Task description >> Set down each entry from the block beneath, exactly as written.
▬▬▬▬▬▬
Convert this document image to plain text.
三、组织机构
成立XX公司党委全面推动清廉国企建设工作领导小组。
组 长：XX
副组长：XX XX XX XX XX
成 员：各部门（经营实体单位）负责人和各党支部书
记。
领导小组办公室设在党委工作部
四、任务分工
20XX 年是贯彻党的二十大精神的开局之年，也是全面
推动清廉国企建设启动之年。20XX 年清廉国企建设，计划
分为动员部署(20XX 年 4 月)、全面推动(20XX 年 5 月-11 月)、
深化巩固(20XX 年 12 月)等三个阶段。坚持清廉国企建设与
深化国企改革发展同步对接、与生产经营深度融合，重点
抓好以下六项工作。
▬▬▬▬▬▬
Solved problem >>
Convert this document image to plain text.
三、组织机构
成立XX公司党委全面推动清廉国企建设工作领导小组。
组 长：XX
副组长：XX XX XX XX XX
成 员：各部门（经营实体单位）负责人和各党支部书
记。
领导小组办公室设在党委工作部
四、任务分工
20XX 年是贯彻党的二十大精神的开局之年，也是全面
推动清廉国企建设启动之年。20XX 年清廉国企建设，计划
分为动员部署(20XX 年 4 月)、全面推动(20XX 年 5 月-11 月)、
深化巩固(20XX 年 12 月)等三个阶段。坚持清廉国企建设与
深化国企改革发展同步对接、与生产经营深度融合，重点
抓好以下六项工作。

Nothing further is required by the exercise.